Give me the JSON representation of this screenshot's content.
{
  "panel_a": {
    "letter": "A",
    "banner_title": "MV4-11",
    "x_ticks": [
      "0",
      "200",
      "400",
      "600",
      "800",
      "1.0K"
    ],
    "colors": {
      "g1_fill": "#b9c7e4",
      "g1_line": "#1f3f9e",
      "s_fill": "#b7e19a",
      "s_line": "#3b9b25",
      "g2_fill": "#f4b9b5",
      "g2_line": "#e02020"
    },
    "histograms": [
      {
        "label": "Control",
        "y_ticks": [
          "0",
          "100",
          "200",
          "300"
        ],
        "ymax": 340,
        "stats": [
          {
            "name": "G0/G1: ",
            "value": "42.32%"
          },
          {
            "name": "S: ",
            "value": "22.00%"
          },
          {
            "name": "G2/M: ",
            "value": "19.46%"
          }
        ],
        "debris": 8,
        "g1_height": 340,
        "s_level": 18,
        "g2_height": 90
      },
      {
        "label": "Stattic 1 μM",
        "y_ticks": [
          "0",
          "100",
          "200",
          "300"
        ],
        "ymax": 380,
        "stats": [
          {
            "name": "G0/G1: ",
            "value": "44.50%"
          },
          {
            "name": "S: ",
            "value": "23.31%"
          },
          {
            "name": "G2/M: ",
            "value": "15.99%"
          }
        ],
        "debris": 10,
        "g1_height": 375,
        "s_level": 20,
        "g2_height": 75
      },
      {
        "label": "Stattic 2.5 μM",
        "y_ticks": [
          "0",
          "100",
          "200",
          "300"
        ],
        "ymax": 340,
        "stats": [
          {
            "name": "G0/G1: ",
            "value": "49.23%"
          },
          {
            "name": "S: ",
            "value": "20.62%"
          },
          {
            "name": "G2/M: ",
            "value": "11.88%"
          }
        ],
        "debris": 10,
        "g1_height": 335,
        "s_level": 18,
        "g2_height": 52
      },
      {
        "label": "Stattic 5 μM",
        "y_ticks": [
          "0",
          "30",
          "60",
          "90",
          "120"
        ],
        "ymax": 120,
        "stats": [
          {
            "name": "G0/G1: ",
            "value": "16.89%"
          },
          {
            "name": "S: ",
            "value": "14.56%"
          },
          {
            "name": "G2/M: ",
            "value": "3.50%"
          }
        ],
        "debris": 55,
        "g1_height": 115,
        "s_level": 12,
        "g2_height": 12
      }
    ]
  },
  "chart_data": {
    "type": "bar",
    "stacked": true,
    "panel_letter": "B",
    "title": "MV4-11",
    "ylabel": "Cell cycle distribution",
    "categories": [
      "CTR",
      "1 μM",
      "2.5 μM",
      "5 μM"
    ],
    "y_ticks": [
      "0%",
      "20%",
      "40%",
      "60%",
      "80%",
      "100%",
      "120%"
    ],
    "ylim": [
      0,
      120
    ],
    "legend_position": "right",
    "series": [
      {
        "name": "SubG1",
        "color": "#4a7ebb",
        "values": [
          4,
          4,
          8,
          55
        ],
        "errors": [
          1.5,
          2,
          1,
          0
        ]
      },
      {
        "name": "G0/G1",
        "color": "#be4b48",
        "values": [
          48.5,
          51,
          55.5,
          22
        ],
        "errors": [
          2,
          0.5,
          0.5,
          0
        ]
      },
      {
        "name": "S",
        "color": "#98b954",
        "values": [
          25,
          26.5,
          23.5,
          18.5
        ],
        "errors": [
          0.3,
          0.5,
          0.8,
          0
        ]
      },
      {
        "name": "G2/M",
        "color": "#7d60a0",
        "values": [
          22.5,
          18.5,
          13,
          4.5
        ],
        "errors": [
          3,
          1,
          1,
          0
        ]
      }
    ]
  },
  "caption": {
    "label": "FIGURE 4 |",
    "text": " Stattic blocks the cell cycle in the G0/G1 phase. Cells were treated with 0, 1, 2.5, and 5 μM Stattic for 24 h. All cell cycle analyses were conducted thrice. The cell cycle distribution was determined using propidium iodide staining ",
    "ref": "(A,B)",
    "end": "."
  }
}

--------

* _WORK REQUIRED_: Check each line of the entries, and copy the ones that contain "cycle".

* _RESULT BELOW_:
    "ylabel": "Cell cycle distribution",
    "text": " Stattic blocks the cell cycle in the G0/G1 phase. Cells were treated with 0, 1, 2.5, and 5 μM Stattic for 24 h. All cell cycle analyses were conducted thrice. The cell cycle distribution was determined using propidium iodide staining ",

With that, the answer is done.